▶ _TEXT BLOCK_
※ ※ ※

I suppose the point here is that if the documentation makes no reference to a particular field/value then it is undocumented. I’m sure you have seen this, but the documented parts of the API are described here: Tempest API. Since joining WF way back when it was originally launched, I can think of only one change that was made to the documented API: the addition of the NC fields to the obs array for the observation end point

Long answer follows, but it might help if you tell folks what your ‘integration’ goals are, as it is likely folks have been there before…

Yes, plus it reports things not available in the UDP broadcasts (realtime calculated lightning and next-day NC if enabled). You might see minor timing differences if you compare websockets and UDP.

I would think if it’s in the API online then it is documented. When in doubt look at the UDP API which does say which things in the broadcasts are internal use only. The websockets interface has all that stuff too.

C’mon man. You’re a developer. If you see null it means no data. Not a reading of numerical zero. No data for that element in that time period or observation.

Disagree. They always mentioned a key part of the product was multiple public API for folks to use. It’s the reason many of us shopped WF to begin with dating back to the pre-release kickstarter days.

Which ‘this’ specifically ?

They’ve always versioned the UDP API (for example) and many of us beat on them enough to eventually have them release at least a minimal changelog for new versions so we didn’t have to figure out the differences ourselves.

I don’t recall the websockets interface changing other than adding the Tempest support several years ago, but I guess ‘yes’ a version id for that API too would have been good too.

Many of us think NC makes it less accurate, but some folks like it. Regardless you need to understand how NC works. They don’t even post-process/tweak/hack/manufacture your NC rain til the next day. Many folks just turn it off.

The old term ‘rain_check’ is now called NC rain. They changed the terminology years ago but didn’t change the API at that time, probably to not break existing code (my guess there).

Items related to rain_check (later called NC) and lightning strikes being crowd-sourced/calculated data is the only complicating factor in comparing UDP and websockets data, as those elements use WF’s proprietary magic math. Many of us have asked over the years for a way to turn it on/off for both as well as to also know how ‘much’ it tweaked the raw sensor data. That seems to have gotten a pocket veto ‘nope’ to previous requests.

What makes you think a UDP firmware change won’t ever break things ? As a developer you should deal with unexpected input. And yes. They push firmware changes quietly whether you like it or not.

Turn off rapid_wind in the app, then it’s less frequent.

If the API had proper documentation then I wouldn’t need to ask about the data it provides.

OK, so Precipitation analysis type tells the state of the Show NC rain setting on the mobile app. The app has 2 states (on/off) while the setting has 3, so that’s odd. I can’t know if the setting affects anything, such as the other data returned, or if it’s solely for the app.

Apparently it is called “rain check” in some places, “NC” in others, and “_final” in others. Inconsistencies make documentation even more important.

Thanks for the screenshot. I thought I had clicked through all the UI in the app, but missed getting to that screen. I got it now and disabled lightning, nice. I’d also like to disable wind, or at least frequent wind updates.

※ ※ ※

▶ _RECORDS SHOWN_
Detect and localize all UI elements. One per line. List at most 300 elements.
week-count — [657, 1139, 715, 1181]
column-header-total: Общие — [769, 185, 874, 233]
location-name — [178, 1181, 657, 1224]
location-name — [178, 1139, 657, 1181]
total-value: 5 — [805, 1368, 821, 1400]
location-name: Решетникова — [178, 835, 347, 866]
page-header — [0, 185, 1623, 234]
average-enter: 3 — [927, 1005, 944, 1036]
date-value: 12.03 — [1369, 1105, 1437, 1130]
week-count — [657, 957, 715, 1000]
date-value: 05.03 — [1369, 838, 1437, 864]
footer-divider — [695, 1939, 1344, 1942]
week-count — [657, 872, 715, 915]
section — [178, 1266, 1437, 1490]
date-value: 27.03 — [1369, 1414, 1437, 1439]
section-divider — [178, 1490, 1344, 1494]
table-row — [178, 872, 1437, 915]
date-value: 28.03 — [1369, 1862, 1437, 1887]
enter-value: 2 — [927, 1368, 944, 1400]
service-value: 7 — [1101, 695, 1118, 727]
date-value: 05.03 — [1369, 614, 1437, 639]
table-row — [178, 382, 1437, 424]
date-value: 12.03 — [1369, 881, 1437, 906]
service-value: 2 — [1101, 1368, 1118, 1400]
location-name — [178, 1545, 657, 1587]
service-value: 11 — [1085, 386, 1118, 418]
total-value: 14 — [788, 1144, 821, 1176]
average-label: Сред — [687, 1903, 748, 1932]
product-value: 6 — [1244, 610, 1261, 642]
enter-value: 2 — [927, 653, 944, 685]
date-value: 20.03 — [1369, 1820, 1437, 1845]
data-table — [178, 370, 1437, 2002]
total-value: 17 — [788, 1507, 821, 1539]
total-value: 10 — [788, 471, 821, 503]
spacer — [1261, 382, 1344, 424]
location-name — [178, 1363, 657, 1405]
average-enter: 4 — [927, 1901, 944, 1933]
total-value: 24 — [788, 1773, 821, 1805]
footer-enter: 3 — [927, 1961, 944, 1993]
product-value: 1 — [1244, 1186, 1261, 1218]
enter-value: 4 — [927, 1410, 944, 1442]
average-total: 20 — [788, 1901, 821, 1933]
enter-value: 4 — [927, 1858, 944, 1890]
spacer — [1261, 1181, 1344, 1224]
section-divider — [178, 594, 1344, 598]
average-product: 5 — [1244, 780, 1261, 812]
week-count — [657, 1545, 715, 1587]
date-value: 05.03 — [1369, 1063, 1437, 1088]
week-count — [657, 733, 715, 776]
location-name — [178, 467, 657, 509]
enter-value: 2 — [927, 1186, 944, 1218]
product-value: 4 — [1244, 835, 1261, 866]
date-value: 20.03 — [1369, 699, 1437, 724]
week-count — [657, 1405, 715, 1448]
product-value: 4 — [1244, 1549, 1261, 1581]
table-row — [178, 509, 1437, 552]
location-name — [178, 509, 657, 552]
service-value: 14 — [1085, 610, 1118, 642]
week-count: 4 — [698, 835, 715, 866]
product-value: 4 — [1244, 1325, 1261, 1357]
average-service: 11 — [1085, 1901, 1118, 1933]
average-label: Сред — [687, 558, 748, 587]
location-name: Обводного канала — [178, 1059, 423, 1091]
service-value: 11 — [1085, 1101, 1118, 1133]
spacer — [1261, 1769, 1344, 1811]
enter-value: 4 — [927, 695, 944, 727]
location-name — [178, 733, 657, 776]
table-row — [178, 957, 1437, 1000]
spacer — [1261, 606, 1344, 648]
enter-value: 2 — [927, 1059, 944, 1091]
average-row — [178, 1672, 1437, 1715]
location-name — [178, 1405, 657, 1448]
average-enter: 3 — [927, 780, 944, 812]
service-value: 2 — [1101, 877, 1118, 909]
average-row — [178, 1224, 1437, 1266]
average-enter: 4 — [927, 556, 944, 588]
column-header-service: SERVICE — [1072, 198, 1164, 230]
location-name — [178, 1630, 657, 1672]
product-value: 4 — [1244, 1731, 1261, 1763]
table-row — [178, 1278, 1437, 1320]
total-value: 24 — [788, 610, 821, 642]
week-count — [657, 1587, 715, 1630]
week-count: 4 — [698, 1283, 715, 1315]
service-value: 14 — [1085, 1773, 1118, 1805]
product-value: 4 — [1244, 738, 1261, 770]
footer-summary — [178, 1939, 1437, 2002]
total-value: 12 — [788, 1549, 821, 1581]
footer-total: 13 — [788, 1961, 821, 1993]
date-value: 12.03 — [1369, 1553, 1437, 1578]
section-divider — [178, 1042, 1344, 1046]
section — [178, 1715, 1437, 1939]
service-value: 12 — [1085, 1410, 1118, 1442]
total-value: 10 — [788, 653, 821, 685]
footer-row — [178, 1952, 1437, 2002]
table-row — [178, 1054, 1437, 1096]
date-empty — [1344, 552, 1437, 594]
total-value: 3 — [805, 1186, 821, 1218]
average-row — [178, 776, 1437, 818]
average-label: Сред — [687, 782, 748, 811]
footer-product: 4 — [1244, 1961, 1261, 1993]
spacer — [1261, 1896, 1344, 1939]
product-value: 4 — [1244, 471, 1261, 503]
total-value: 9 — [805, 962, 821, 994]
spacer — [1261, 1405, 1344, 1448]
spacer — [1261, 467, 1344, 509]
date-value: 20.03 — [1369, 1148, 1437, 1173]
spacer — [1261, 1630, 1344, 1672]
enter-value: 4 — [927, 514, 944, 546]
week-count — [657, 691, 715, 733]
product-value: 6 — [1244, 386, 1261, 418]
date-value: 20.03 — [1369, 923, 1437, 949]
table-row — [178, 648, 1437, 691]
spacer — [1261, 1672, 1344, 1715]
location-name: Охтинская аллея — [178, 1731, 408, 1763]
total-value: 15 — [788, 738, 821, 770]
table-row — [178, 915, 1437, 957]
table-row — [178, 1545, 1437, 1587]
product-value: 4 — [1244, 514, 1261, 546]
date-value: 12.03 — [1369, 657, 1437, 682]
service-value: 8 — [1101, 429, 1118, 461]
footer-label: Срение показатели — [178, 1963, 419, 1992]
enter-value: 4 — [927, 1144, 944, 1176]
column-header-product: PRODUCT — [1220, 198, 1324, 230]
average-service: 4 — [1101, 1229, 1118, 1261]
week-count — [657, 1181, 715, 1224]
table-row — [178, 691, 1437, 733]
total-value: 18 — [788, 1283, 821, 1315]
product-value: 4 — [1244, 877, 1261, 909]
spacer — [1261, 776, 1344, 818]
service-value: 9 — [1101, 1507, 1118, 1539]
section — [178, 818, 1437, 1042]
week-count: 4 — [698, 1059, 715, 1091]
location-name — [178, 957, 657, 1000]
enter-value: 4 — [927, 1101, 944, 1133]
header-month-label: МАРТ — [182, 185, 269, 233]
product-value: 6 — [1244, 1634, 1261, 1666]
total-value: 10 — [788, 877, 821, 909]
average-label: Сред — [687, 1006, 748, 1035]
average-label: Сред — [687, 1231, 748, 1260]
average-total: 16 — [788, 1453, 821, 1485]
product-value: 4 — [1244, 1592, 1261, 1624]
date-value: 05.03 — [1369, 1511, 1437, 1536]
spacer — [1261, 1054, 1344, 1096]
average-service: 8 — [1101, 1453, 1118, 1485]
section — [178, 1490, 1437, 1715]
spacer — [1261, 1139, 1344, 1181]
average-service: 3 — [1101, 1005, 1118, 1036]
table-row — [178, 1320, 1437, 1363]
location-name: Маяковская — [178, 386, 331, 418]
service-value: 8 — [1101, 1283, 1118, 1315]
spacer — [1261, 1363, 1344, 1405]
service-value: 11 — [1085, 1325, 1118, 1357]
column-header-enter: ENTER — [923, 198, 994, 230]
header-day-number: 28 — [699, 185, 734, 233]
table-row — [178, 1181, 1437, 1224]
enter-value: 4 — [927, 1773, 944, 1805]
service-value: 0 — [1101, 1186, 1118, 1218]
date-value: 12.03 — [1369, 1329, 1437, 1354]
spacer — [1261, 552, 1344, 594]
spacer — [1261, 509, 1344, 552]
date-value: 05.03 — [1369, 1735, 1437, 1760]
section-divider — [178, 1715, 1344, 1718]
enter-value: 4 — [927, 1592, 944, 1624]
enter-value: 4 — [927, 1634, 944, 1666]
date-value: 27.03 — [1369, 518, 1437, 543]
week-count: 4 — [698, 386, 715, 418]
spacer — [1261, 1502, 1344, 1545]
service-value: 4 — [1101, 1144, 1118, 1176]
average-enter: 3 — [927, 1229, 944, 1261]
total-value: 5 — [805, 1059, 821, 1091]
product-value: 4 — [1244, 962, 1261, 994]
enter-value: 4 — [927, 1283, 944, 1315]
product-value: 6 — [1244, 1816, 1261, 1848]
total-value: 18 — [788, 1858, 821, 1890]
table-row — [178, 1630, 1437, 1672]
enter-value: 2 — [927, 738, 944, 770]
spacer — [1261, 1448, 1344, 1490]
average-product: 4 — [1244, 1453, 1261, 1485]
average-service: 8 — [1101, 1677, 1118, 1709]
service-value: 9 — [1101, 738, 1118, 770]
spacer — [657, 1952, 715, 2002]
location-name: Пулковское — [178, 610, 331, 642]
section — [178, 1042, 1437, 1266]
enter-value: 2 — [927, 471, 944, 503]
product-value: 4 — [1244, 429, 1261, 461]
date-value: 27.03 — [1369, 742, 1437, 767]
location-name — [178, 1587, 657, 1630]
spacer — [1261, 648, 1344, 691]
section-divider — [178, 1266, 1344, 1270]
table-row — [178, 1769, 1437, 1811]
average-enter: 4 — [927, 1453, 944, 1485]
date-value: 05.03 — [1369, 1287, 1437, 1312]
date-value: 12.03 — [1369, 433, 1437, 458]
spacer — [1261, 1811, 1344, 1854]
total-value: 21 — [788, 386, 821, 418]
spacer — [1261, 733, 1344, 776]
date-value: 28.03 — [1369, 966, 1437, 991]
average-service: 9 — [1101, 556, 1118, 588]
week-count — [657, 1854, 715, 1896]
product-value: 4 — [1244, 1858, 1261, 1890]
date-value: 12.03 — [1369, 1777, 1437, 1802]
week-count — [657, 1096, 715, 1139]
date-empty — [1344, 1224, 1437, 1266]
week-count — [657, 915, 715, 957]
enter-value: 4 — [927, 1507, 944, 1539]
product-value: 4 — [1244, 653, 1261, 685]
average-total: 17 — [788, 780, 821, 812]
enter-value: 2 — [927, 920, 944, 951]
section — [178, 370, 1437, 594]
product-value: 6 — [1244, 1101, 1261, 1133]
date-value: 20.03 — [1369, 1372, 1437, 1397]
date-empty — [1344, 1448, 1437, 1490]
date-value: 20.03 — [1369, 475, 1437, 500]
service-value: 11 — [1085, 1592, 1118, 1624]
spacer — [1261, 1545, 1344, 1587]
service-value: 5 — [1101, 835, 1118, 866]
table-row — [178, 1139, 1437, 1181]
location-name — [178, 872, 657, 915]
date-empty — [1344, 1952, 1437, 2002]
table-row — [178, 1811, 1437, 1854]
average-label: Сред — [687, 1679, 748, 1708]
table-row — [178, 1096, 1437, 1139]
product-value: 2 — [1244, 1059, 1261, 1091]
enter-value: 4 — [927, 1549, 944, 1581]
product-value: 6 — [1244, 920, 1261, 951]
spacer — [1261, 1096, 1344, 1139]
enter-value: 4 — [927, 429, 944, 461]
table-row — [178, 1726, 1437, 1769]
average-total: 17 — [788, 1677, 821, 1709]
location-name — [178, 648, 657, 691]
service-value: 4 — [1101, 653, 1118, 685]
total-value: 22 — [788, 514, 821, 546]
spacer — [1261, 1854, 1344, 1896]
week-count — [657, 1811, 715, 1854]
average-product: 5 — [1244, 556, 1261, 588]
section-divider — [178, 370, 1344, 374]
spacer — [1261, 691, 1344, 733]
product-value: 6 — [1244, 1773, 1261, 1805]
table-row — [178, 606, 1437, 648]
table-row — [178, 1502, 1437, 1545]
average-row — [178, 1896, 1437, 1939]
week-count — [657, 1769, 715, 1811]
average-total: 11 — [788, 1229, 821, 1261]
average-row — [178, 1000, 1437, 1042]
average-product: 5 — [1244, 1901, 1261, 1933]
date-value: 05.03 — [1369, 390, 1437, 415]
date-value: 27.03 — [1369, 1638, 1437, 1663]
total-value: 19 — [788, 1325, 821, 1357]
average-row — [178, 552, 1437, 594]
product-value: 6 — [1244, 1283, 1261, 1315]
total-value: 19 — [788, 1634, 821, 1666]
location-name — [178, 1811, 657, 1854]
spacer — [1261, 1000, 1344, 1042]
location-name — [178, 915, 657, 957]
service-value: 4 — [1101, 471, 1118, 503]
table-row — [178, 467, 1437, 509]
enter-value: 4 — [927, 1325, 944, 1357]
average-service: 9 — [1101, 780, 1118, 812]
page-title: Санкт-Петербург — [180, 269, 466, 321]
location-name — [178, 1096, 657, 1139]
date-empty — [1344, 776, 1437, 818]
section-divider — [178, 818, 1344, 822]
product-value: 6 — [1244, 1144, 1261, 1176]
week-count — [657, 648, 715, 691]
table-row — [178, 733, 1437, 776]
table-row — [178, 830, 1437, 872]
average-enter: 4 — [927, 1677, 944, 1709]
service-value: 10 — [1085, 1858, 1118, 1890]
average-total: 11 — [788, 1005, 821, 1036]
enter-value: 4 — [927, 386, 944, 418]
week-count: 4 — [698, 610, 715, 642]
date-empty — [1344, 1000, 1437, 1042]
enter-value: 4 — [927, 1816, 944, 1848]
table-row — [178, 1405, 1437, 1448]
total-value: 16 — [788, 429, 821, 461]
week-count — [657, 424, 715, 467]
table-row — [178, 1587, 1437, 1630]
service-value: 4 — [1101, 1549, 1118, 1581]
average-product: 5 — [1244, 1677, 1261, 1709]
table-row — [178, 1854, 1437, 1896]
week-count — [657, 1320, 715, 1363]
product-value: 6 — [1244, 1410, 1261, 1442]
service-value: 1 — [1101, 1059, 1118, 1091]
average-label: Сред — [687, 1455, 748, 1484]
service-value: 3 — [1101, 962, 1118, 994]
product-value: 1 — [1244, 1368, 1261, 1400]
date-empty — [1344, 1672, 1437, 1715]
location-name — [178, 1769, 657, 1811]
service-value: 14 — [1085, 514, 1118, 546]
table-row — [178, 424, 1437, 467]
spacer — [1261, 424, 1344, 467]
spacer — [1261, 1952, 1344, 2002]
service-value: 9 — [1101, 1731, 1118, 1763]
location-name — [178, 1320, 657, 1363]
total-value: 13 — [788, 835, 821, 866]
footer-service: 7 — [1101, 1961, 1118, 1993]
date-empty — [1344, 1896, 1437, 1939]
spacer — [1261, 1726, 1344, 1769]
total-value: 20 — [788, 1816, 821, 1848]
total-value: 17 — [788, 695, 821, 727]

※ ※ ※

▶ _CHALLENGE A_
Copy the records verbatim, starting at their first line and ending at the line containing "average-enter: 3 — [927, 1005, 944, 1036]", with both of those lines included.
▶ _CHALLENGE B_
Continue the forum discussion about the Tempest weather station API from the point where it stops.

▶ _REPLY A_
Detect and localize all UI elements. One per line. List at most 300 elements.
week-count — [657, 1139, 715, 1181]
column-header-total: Общие — [769, 185, 874, 233]
location-name — [178, 1181, 657, 1224]
location-name — [178, 1139, 657, 1181]
total-value: 5 — [805, 1368, 821, 1400]
location-name: Решетникова — [178, 835, 347, 866]
page-header — [0, 185, 1623, 234]
average-enter: 3 — [927, 1005, 944, 1036]

▶ _REPLY B_
@peter Do you use rain data from the Tempest directly? I’ve read (eg from WF) that it can be inaccurate and NC is preferred. With that unavailable, I’m trying to figure out the next most accurate rain data. I could use the WF forecast or other web services, or I could get a bucket style rain sensor.

@vinceskahan Interesting that people want NC off. I could see both being useful.

Yep, I’ve been using that page. By your definition /observations/station/{station_id} and most of /better_forecast are undocumented.

Returning null is a special case. It must be documented which values can be null, and what that special value means when it appears. Software that uses the API needs to handle these special values. Without documentation, someone who does get NC data will never know it could be null and their integration will fail when a surprise null appears. Who knows what other fields can be null? No one does, because there isn’t any documentation! :smile:

In this case we have guessed that it means NC data is not available for my location. It could also mean NC hasn’t been run yet, or not enough rain data has been collected by my new Tempest, or the WF servers are down, or anything else. I shouldn’t have to guess. I also shouldn’t have to write code to handle temperature or some other field being null for some godawful reason, unless that can actually happen.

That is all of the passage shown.